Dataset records
----
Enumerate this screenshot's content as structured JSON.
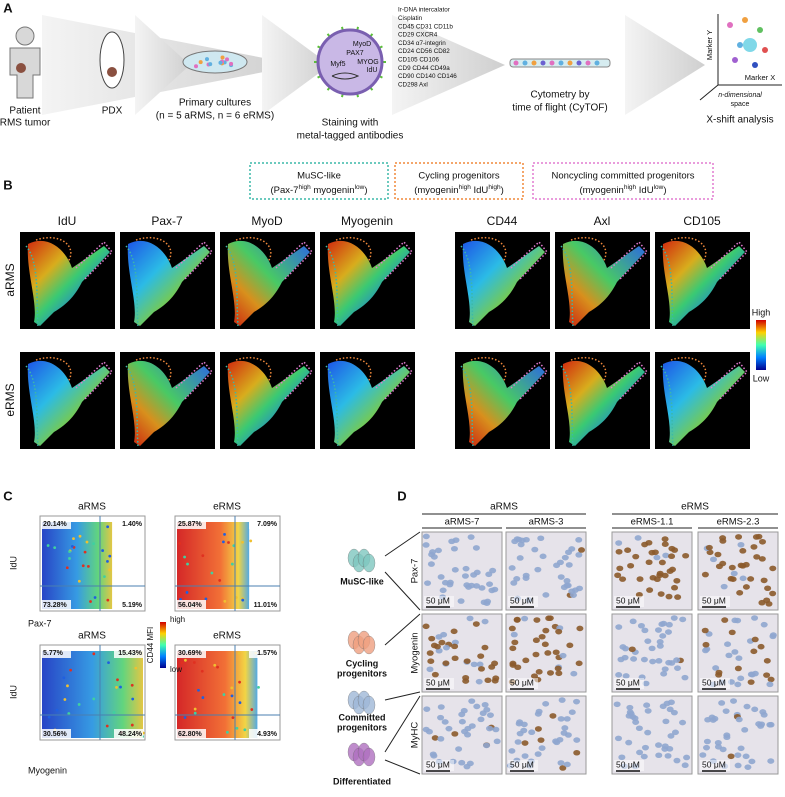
{
  "panel_a": {
    "label": "A",
    "patient": [
      "Patient",
      "RMS tumor"
    ],
    "pdx": "PDX",
    "cultures": [
      "Primary cultures",
      "(n = 5 aRMS, n = 6 eRMS)"
    ],
    "cell_markers": [
      "MyoD",
      "PAX7",
      "MYOG",
      "Myf5",
      "IdU"
    ],
    "staining": [
      "Staining with",
      "metal-tagged antibodies"
    ],
    "antibody_list": [
      "Ir-DNA intercalator",
      "Cisplatin",
      "CD45 CD31 CD11b",
      "CD29 CXCR4",
      "CD34 α7-integrin",
      "CD24 CD56 CD82",
      "CD105 CD106",
      "CD9 CD44 CD49a",
      "CD90 CD140 CD146",
      "CD298 Axl"
    ],
    "cytof": [
      "Cytometry by",
      "time of flight (CyTOF)"
    ],
    "xshift": {
      "axis_y": "Marker Y",
      "axis_x": "Marker X",
      "space": [
        "n-dimensional",
        "space"
      ],
      "caption": "X-shift analysis"
    }
  },
  "panel_b": {
    "label": "B",
    "legend": [
      {
        "name": "MuSC-like",
        "detail": [
          "(Pax-7",
          "high",
          " myogenin",
          "low",
          ")"
        ],
        "color": "#3cb8a8"
      },
      {
        "name": "Cycling progenitors",
        "detail": [
          "(myogenin",
          "high",
          " IdU",
          "high",
          ")"
        ],
        "color": "#f0883a"
      },
      {
        "name": "Noncycling committed progenitors",
        "detail": [
          "(myogenin",
          "high",
          " IdU",
          "low",
          ")"
        ],
        "color": "#e27bd0"
      }
    ],
    "markers": [
      "IdU",
      "Pax-7",
      "MyoD",
      "Myogenin",
      "CD44",
      "Axl",
      "CD105"
    ],
    "rows": [
      "aRMS",
      "eRMS"
    ],
    "colorbar": {
      "high": "High",
      "low": "Low"
    }
  },
  "panel_c": {
    "label": "C",
    "plots": [
      {
        "title": "aRMS",
        "quadrants": [
          "20.14%",
          "1.40%",
          "73.28%",
          "5.19%"
        ]
      },
      {
        "title": "eRMS",
        "quadrants": [
          "25.87%",
          "7.09%",
          "56.04%",
          "11.01%"
        ]
      },
      {
        "title": "aRMS",
        "quadrants": [
          "5.77%",
          "15.43%",
          "30.56%",
          "48.24%"
        ]
      },
      {
        "title": "eRMS",
        "quadrants": [
          "30.69%",
          "1.57%",
          "62.80%",
          "4.93%"
        ]
      }
    ],
    "y_label": "IdU",
    "x_labels": [
      "Pax-7",
      "Myogenin"
    ],
    "colorbar": {
      "title": "CD44 MFI",
      "high": "high",
      "low": "low"
    }
  },
  "panel_d": {
    "label": "D",
    "groups": [
      {
        "name": "aRMS",
        "samples": [
          "aRMS-7",
          "aRMS-3"
        ]
      },
      {
        "name": "eRMS",
        "samples": [
          "eRMS-1.1",
          "eRMS-2.3"
        ]
      }
    ],
    "stains": [
      "Pax-7",
      "Myogenin",
      "MyHC"
    ],
    "populations": [
      [
        "MuSC-like"
      ],
      [
        "Cycling",
        "progenitors"
      ],
      [
        "Committed",
        "progenitors"
      ],
      [
        "Differentiated"
      ]
    ],
    "scale_bar": "50 μM"
  }
}
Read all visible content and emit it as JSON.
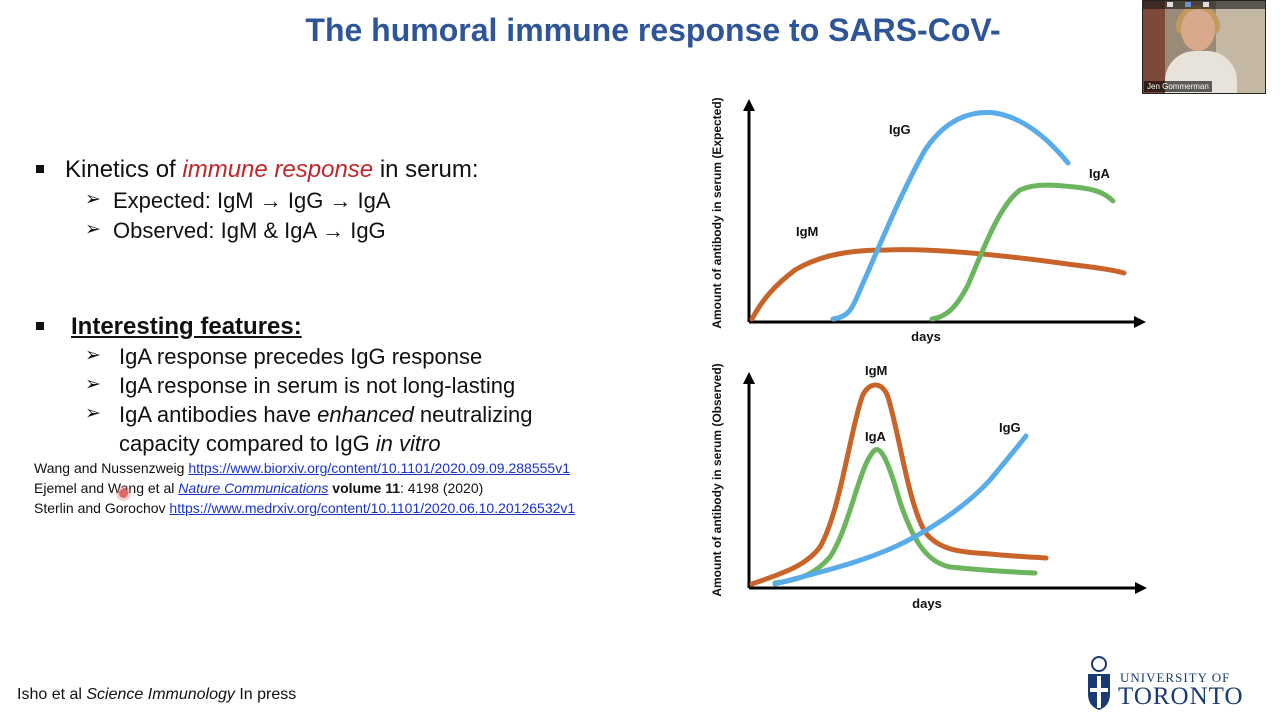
{
  "slide": {
    "title": "The humoral immune response to SARS-CoV-",
    "bullet1": {
      "pre": "Kinetics of ",
      "emph": "immune response",
      "post": " in serum:",
      "sub": [
        "Expected: IgM → IgG → IgA",
        "Observed: IgM & IgA → IgG"
      ]
    },
    "bullet2": {
      "heading": "Interesting features:",
      "sub1": "IgA response precedes IgG response",
      "sub2": "IgA response in serum is not long-lasting",
      "sub3_pre": "IgA antibodies have ",
      "sub3_emph": "enhanced",
      "sub3_post": " neutralizing",
      "sub3_line2_pre": "capacity compared to IgG ",
      "sub3_line2_emph": "in vitro"
    },
    "references": [
      {
        "authors": "Wang and Nussenzweig",
        "link": "https://www.biorxiv.org/content/10.1101/2020.09.09.288555v1"
      },
      {
        "authors": "Ejemel and Wang et al",
        "journal": "Nature Communications",
        "volume": "volume 11",
        "rest": ": 4198 (2020)"
      },
      {
        "authors": "Sterlin and Gorochov",
        "link": "https://www.medrxiv.org/content/10.1101/2020.06.10.20126532v1"
      }
    ],
    "citation": {
      "pre": "Isho et al ",
      "journal": "Science Immunology",
      "post": " In press"
    },
    "logo": {
      "line1": "UNIVERSITY OF",
      "line2": "TORONTO"
    }
  },
  "video": {
    "participant_name": "Jen Gommerman"
  },
  "colors": {
    "title": "#2e5597",
    "emphasis": "#c0272d",
    "link": "#1a33c8",
    "igm": "#c8642a",
    "igg": "#5aace8",
    "iga": "#6cb55e"
  },
  "chart_data": [
    {
      "type": "line",
      "ylabel": "Amount of antibody in serum (Expected)",
      "xlabel": "days",
      "series": [
        {
          "name": "IgM",
          "color": "#c8642a"
        },
        {
          "name": "IgG",
          "color": "#5aace8"
        },
        {
          "name": "IgA",
          "color": "#6cb55e"
        }
      ]
    },
    {
      "type": "line",
      "ylabel": "Amount of antibody in serum (Observed)",
      "xlabel": "days",
      "series": [
        {
          "name": "IgM",
          "color": "#c8642a"
        },
        {
          "name": "IgA",
          "color": "#6cb55e"
        },
        {
          "name": "IgG",
          "color": "#5aace8"
        }
      ]
    }
  ]
}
----
- **WHAT NEEDS TO BE DONE**
Leave every image out and retype the entries above word for word.

- **WRITTEN ANSWER**
Enumerate this screenshot's content as structured JSON.
{
  "panel_a": {
    "label": "A",
    "patient": [
      "Patient",
      "RMS tumor"
    ],
    "pdx": "PDX",
    "cultures": [
      "Primary cultures",
      "(n = 5 aRMS, n = 6 eRMS)"
    ],
    "cell_markers": [
      "MyoD",
      "PAX7",
      "MYOG",
      "Myf5",
      "IdU"
    ],
    "staining": [
      "Staining with",
      "metal-tagged antibodies"
    ],
    "antibody_list": [
      "Ir-DNA intercalator",
      "Cisplatin",
      "CD45 CD31 CD11b",
      "CD29 CXCR4",
      "CD34 α7-integrin",
      "CD24 CD56 CD82",
      "CD105 CD106",
      "CD9 CD44 CD49a",
      "CD90 CD140 CD146",
      "CD298 Axl"
    ],
    "cytof": [
      "Cytometry by",
      "time of flight (CyTOF)"
    ],
    "xshift": {
      "axis_y": "Marker Y",
      "axis_x": "Marker X",
      "space": [
        "n-dimensional",
        "space"
      ],
      "caption": "X-shift analysis"
    }
  },
  "panel_b": {
    "label": "B",
    "legend": [
      {
        "name": "MuSC-like",
        "detail": [
          "(Pax-7",
          "high",
          " myogenin",
          "low",
          ")"
        ],
        "color": "#3cb8a8"
      },
      {
        "name": "Cycling progenitors",
        "detail": [
          "(myogenin",
          "high",
          " IdU",
          "high",
          ")"
        ],
        "color": "#f0883a"
      },
      {
        "name": "Noncycling committed progenitors",
        "detail": [
          "(myogenin",
          "high",
          " IdU",
          "low",
          ")"
        ],
        "color": "#e27bd0"
      }
    ],
    "markers": [
      "IdU",
      "Pax-7",
      "MyoD",
      "Myogenin",
      "CD44",
      "Axl",
      "CD105"
    ],
    "rows": [
      "aRMS",
      "eRMS"
    ],
    "colorbar": {
      "high": "High",
      "low": "Low"
    }
  },
  "panel_c": {
    "label": "C",
    "plots": [
      {
        "title": "aRMS",
        "quadrants": [
          "20.14%",
          "1.40%",
          "73.28%",
          "5.19%"
        ]
      },
      {
        "title": "eRMS",
        "quadrants": [
          "25.87%",
          "7.09%",
          "56.04%",
          "11.01%"
        ]
      },
      {
        "title": "aRMS",
        "quadrants": [
          "5.77%",
          "15.43%",
          "30.56%",
          "48.24%"
        ]
      },
      {
        "title": "eRMS",
        "quadrants": [
          "30.69%",
          "1.57%",
          "62.80%",
          "4.93%"
        ]
      }
    ],
    "y_label": "IdU",
    "x_labels": [
      "Pax-7",
      "Myogenin"
    ],
    "colorbar": {
      "title": "CD44 MFI",
      "high": "high",
      "low": "low"
    }
  },
  "panel_d": {
    "label": "D",
    "groups": [
      {
        "name": "aRMS",
        "samples": [
          "aRMS-7",
          "aRMS-3"
        ]
      },
      {
        "name": "eRMS",
        "samples": [
          "eRMS-1.1",
          "eRMS-2.3"
        ]
      }
    ],
    "stains": [
      "Pax-7",
      "Myogenin",
      "MyHC"
    ],
    "populations": [
      [
        "MuSC-like"
      ],
      [
        "Cycling",
        "progenitors"
      ],
      [
        "Committed",
        "progenitors"
      ],
      [
        "Differentiated"
      ]
    ],
    "scale_bar": "50 μM"
  }
}
Read all visible content and emit it as JSON.
{
  "slide": {
    "title": "The humoral immune response to SARS-CoV-",
    "bullet1": {
      "pre": "Kinetics of ",
      "emph": "immune response",
      "post": " in serum:",
      "sub": [
        "Expected: IgM → IgG → IgA",
        "Observed: IgM & IgA → IgG"
      ]
    },
    "bullet2": {
      "heading": "Interesting features:",
      "sub1": "IgA response precedes IgG response",
      "sub2": "IgA response in serum is not long-lasting",
      "sub3_pre": "IgA antibodies have ",
      "sub3_emph": "enhanced",
      "sub3_post": " neutralizing",
      "sub3_line2_pre": "capacity compared to IgG ",
      "sub3_line2_emph": "in vitro"
    },
    "references": [
      {
        "authors": "Wang and Nussenzweig",
        "link": "https://www.biorxiv.org/content/10.1101/2020.09.09.288555v1"
      },
      {
        "authors": "Ejemel and Wang et al",
        "journal": "Nature Communications",
        "volume": "volume 11",
        "rest": ": 4198 (2020)"
      },
      {
        "authors": "Sterlin and Gorochov",
        "link": "https://www.medrxiv.org/content/10.1101/2020.06.10.20126532v1"
      }
    ],
    "citation": {
      "pre": "Isho et al ",
      "journal": "Science Immunology",
      "post": " In press"
    },
    "logo": {
      "line1": "UNIVERSITY OF",
      "line2": "TORONTO"
    }
  },
  "video": {
    "participant_name": "Jen Gommerman"
  },
  "colors": {
    "title": "#2e5597",
    "emphasis": "#c0272d",
    "link": "#1a33c8",
    "igm": "#c8642a",
    "igg": "#5aace8",
    "iga": "#6cb55e"
  },
  "chart_data": [
    {
      "type": "line",
      "ylabel": "Amount of antibody in serum (Expected)",
      "xlabel": "days",
      "series": [
        {
          "name": "IgM",
          "color": "#c8642a"
        },
        {
          "name": "IgG",
          "color": "#5aace8"
        },
        {
          "name": "IgA",
          "color": "#6cb55e"
        }
      ]
    },
    {
      "type": "line",
      "ylabel": "Amount of antibody in serum (Observed)",
      "xlabel": "days",
      "series": [
        {
          "name": "IgM",
          "color": "#c8642a"
        },
        {
          "name": "IgA",
          "color": "#6cb55e"
        },
        {
          "name": "IgG",
          "color": "#5aace8"
        }
      ]
    }
  ]
}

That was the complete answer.